Set problem :: Output the full listing below exactly as it reads, and skip anything that is a picture.

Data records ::
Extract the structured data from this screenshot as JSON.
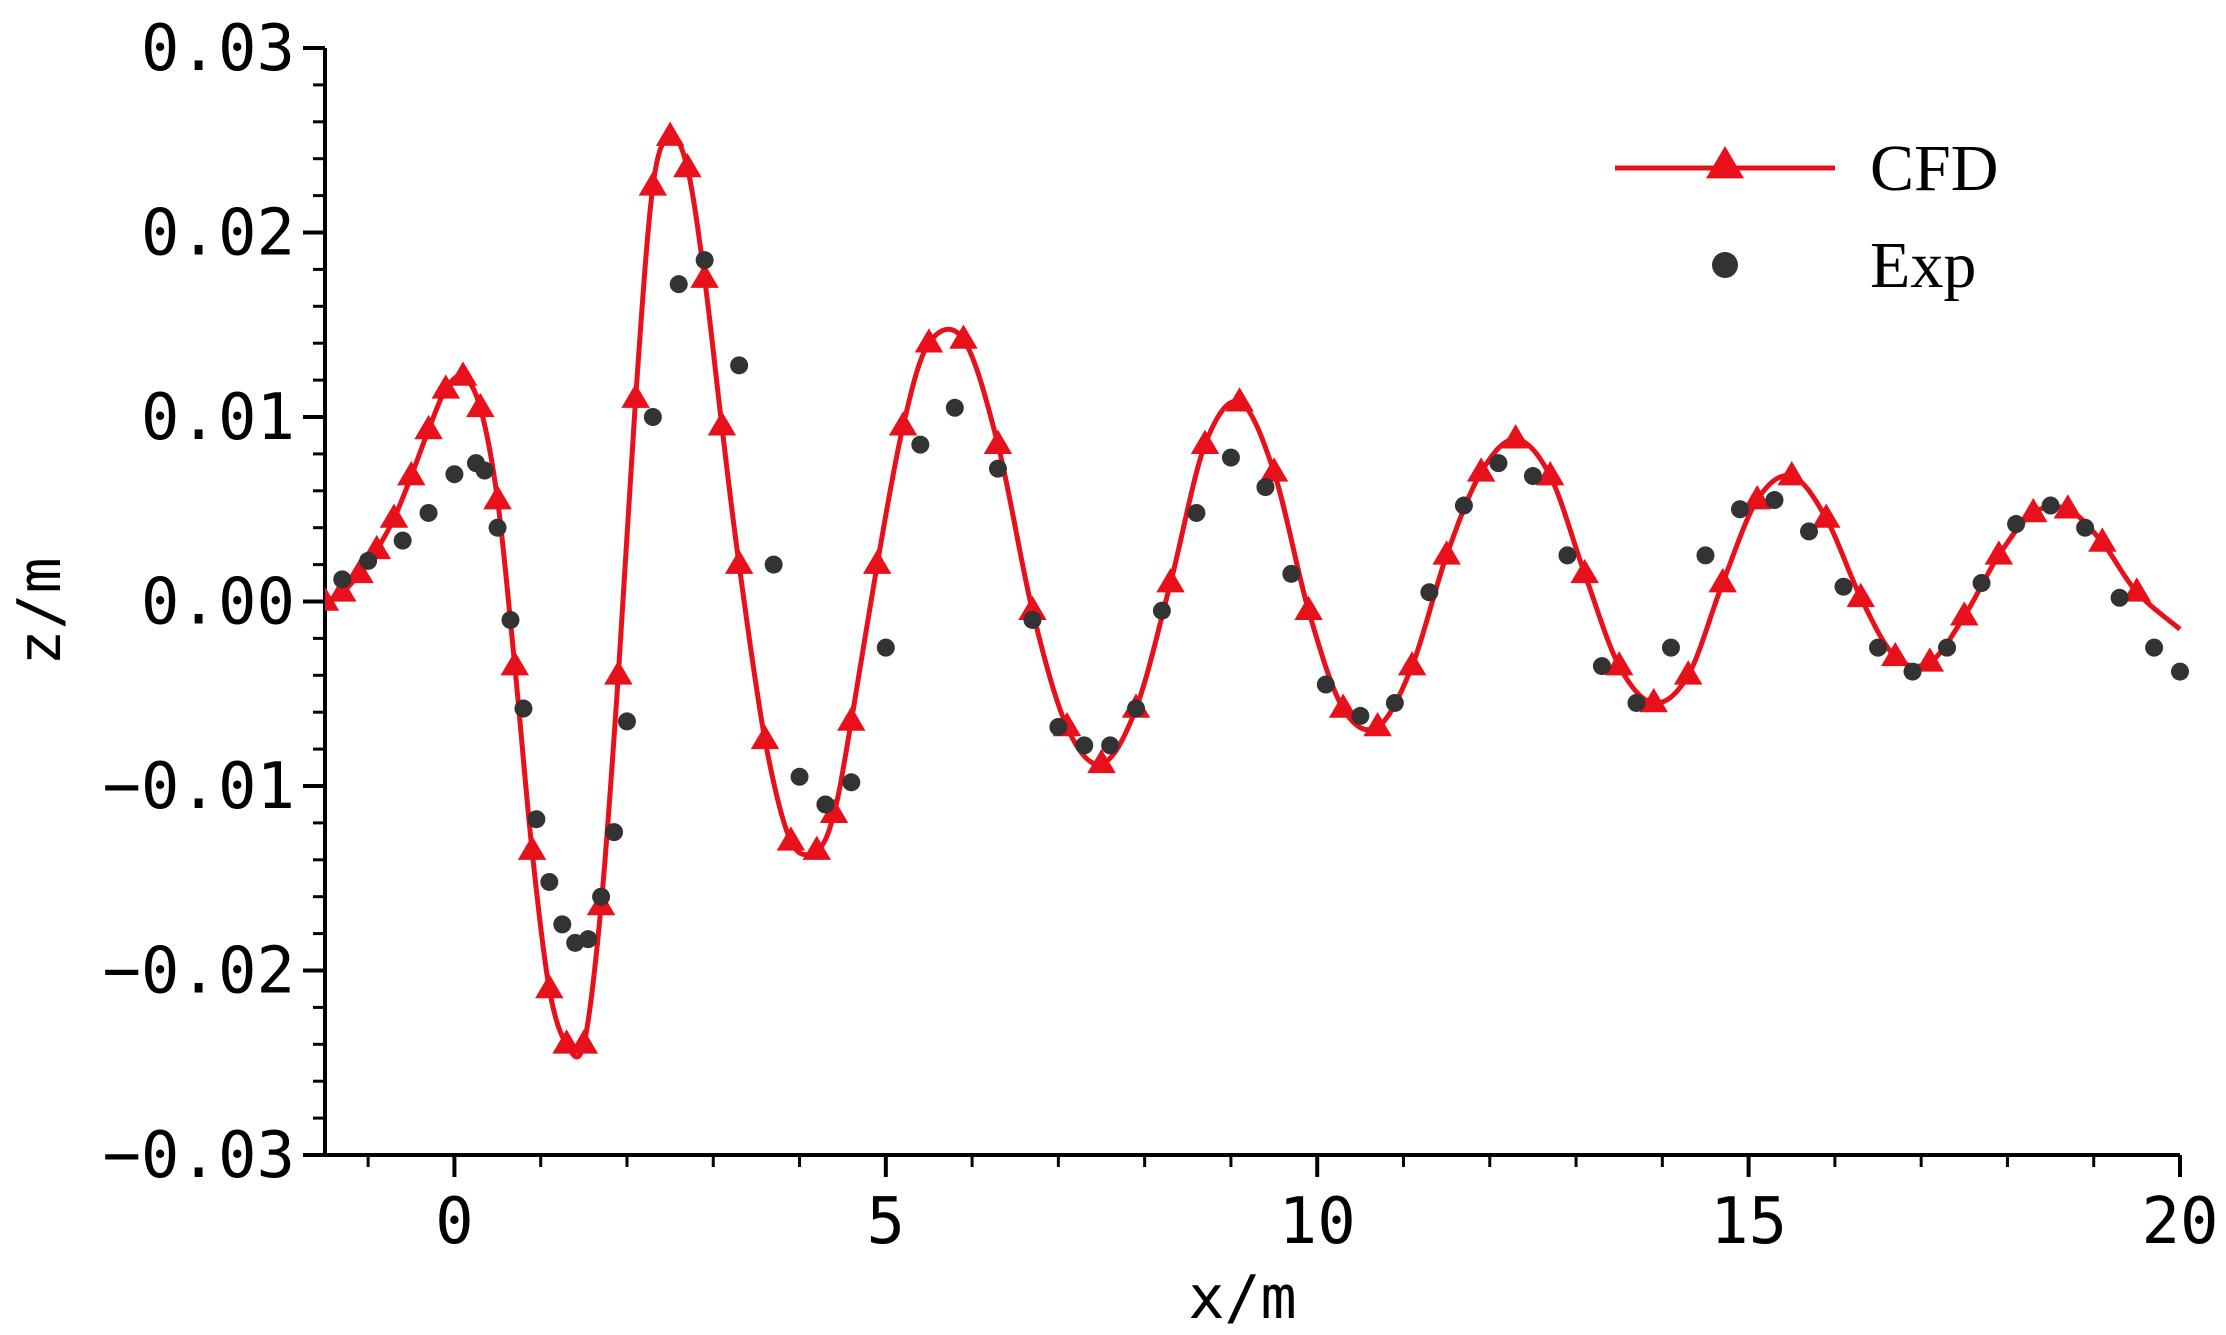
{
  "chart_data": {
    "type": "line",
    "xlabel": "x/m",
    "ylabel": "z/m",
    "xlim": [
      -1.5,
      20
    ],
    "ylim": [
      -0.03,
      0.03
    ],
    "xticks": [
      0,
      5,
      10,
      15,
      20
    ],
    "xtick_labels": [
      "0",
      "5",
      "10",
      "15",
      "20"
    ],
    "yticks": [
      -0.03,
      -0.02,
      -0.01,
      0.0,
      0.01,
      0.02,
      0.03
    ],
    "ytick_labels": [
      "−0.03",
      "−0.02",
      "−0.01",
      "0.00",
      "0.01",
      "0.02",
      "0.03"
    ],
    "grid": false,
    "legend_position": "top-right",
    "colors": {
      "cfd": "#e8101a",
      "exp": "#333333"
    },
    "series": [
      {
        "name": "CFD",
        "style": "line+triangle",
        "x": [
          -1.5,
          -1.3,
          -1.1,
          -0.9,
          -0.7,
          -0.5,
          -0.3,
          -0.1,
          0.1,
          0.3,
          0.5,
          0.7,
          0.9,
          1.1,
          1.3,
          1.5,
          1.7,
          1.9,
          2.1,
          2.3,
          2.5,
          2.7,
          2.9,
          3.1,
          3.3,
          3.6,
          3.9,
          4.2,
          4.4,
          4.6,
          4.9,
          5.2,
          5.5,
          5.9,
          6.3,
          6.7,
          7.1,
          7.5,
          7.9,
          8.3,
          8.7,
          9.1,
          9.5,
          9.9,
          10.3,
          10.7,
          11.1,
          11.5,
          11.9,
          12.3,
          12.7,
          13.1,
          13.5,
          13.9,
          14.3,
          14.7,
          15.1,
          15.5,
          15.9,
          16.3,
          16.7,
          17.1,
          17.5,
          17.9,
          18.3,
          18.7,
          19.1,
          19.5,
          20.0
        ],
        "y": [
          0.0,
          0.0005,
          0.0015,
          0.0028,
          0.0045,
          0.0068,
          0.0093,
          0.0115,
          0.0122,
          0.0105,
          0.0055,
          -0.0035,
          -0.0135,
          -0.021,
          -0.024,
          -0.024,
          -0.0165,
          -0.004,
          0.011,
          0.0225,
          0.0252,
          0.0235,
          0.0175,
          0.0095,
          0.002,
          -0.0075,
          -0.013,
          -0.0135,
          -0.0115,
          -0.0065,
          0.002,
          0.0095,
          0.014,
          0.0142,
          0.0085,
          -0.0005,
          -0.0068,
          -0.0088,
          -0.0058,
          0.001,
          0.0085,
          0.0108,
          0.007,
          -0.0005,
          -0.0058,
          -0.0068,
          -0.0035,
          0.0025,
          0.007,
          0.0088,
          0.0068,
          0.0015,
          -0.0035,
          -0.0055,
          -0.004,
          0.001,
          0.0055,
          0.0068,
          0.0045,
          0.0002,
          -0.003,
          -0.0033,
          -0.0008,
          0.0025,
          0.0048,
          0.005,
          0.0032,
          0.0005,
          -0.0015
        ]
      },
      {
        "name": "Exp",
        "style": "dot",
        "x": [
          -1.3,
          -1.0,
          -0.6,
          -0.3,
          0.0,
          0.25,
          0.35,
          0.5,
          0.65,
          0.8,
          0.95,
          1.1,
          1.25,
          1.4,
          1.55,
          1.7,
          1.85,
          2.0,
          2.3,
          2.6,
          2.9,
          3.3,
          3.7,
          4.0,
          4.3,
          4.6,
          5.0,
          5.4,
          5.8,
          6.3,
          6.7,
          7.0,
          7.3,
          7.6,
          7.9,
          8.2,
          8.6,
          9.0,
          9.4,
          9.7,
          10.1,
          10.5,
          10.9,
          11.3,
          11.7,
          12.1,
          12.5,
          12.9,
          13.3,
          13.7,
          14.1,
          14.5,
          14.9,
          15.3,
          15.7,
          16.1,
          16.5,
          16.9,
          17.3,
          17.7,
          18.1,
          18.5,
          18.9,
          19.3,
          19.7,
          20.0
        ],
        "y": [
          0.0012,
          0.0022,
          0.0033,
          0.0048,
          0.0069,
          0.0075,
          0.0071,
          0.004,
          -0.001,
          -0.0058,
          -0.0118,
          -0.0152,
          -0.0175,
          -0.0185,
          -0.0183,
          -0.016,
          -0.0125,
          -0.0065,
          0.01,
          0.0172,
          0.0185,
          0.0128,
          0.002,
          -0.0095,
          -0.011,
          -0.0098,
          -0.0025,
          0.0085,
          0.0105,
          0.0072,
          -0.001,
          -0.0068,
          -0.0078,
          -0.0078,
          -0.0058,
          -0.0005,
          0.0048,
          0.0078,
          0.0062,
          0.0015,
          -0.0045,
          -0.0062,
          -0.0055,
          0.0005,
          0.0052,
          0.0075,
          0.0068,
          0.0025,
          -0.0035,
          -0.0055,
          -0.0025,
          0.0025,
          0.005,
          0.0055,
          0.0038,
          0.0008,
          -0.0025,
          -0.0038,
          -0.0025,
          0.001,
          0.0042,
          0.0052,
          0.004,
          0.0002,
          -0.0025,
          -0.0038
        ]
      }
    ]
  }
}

Final answer ::
Extract the structured data from this screenshot as JSON.
{
  "chart_data": {
    "type": "line",
    "xlabel": "x/m",
    "ylabel": "z/m",
    "xlim": [
      -1.5,
      20
    ],
    "ylim": [
      -0.03,
      0.03
    ],
    "xticks": [
      0,
      5,
      10,
      15,
      20
    ],
    "xtick_labels": [
      "0",
      "5",
      "10",
      "15",
      "20"
    ],
    "yticks": [
      -0.03,
      -0.02,
      -0.01,
      0.0,
      0.01,
      0.02,
      0.03
    ],
    "ytick_labels": [
      "−0.03",
      "−0.02",
      "−0.01",
      "0.00",
      "0.01",
      "0.02",
      "0.03"
    ],
    "grid": false,
    "legend_position": "top-right",
    "colors": {
      "cfd": "#e8101a",
      "exp": "#333333"
    },
    "series": [
      {
        "name": "CFD",
        "style": "line+triangle",
        "x": [
          -1.5,
          -1.3,
          -1.1,
          -0.9,
          -0.7,
          -0.5,
          -0.3,
          -0.1,
          0.1,
          0.3,
          0.5,
          0.7,
          0.9,
          1.1,
          1.3,
          1.5,
          1.7,
          1.9,
          2.1,
          2.3,
          2.5,
          2.7,
          2.9,
          3.1,
          3.3,
          3.6,
          3.9,
          4.2,
          4.4,
          4.6,
          4.9,
          5.2,
          5.5,
          5.9,
          6.3,
          6.7,
          7.1,
          7.5,
          7.9,
          8.3,
          8.7,
          9.1,
          9.5,
          9.9,
          10.3,
          10.7,
          11.1,
          11.5,
          11.9,
          12.3,
          12.7,
          13.1,
          13.5,
          13.9,
          14.3,
          14.7,
          15.1,
          15.5,
          15.9,
          16.3,
          16.7,
          17.1,
          17.5,
          17.9,
          18.3,
          18.7,
          19.1,
          19.5,
          20.0
        ],
        "y": [
          0.0,
          0.0005,
          0.0015,
          0.0028,
          0.0045,
          0.0068,
          0.0093,
          0.0115,
          0.0122,
          0.0105,
          0.0055,
          -0.0035,
          -0.0135,
          -0.021,
          -0.024,
          -0.024,
          -0.0165,
          -0.004,
          0.011,
          0.0225,
          0.0252,
          0.0235,
          0.0175,
          0.0095,
          0.002,
          -0.0075,
          -0.013,
          -0.0135,
          -0.0115,
          -0.0065,
          0.002,
          0.0095,
          0.014,
          0.0142,
          0.0085,
          -0.0005,
          -0.0068,
          -0.0088,
          -0.0058,
          0.001,
          0.0085,
          0.0108,
          0.007,
          -0.0005,
          -0.0058,
          -0.0068,
          -0.0035,
          0.0025,
          0.007,
          0.0088,
          0.0068,
          0.0015,
          -0.0035,
          -0.0055,
          -0.004,
          0.001,
          0.0055,
          0.0068,
          0.0045,
          0.0002,
          -0.003,
          -0.0033,
          -0.0008,
          0.0025,
          0.0048,
          0.005,
          0.0032,
          0.0005,
          -0.0015
        ]
      },
      {
        "name": "Exp",
        "style": "dot",
        "x": [
          -1.3,
          -1.0,
          -0.6,
          -0.3,
          0.0,
          0.25,
          0.35,
          0.5,
          0.65,
          0.8,
          0.95,
          1.1,
          1.25,
          1.4,
          1.55,
          1.7,
          1.85,
          2.0,
          2.3,
          2.6,
          2.9,
          3.3,
          3.7,
          4.0,
          4.3,
          4.6,
          5.0,
          5.4,
          5.8,
          6.3,
          6.7,
          7.0,
          7.3,
          7.6,
          7.9,
          8.2,
          8.6,
          9.0,
          9.4,
          9.7,
          10.1,
          10.5,
          10.9,
          11.3,
          11.7,
          12.1,
          12.5,
          12.9,
          13.3,
          13.7,
          14.1,
          14.5,
          14.9,
          15.3,
          15.7,
          16.1,
          16.5,
          16.9,
          17.3,
          17.7,
          18.1,
          18.5,
          18.9,
          19.3,
          19.7,
          20.0
        ],
        "y": [
          0.0012,
          0.0022,
          0.0033,
          0.0048,
          0.0069,
          0.0075,
          0.0071,
          0.004,
          -0.001,
          -0.0058,
          -0.0118,
          -0.0152,
          -0.0175,
          -0.0185,
          -0.0183,
          -0.016,
          -0.0125,
          -0.0065,
          0.01,
          0.0172,
          0.0185,
          0.0128,
          0.002,
          -0.0095,
          -0.011,
          -0.0098,
          -0.0025,
          0.0085,
          0.0105,
          0.0072,
          -0.001,
          -0.0068,
          -0.0078,
          -0.0078,
          -0.0058,
          -0.0005,
          0.0048,
          0.0078,
          0.0062,
          0.0015,
          -0.0045,
          -0.0062,
          -0.0055,
          0.0005,
          0.0052,
          0.0075,
          0.0068,
          0.0025,
          -0.0035,
          -0.0055,
          -0.0025,
          0.0025,
          0.005,
          0.0055,
          0.0038,
          0.0008,
          -0.0025,
          -0.0038,
          -0.0025,
          0.001,
          0.0042,
          0.0052,
          0.004,
          0.0002,
          -0.0025,
          -0.0038
        ]
      }
    ]
  }
}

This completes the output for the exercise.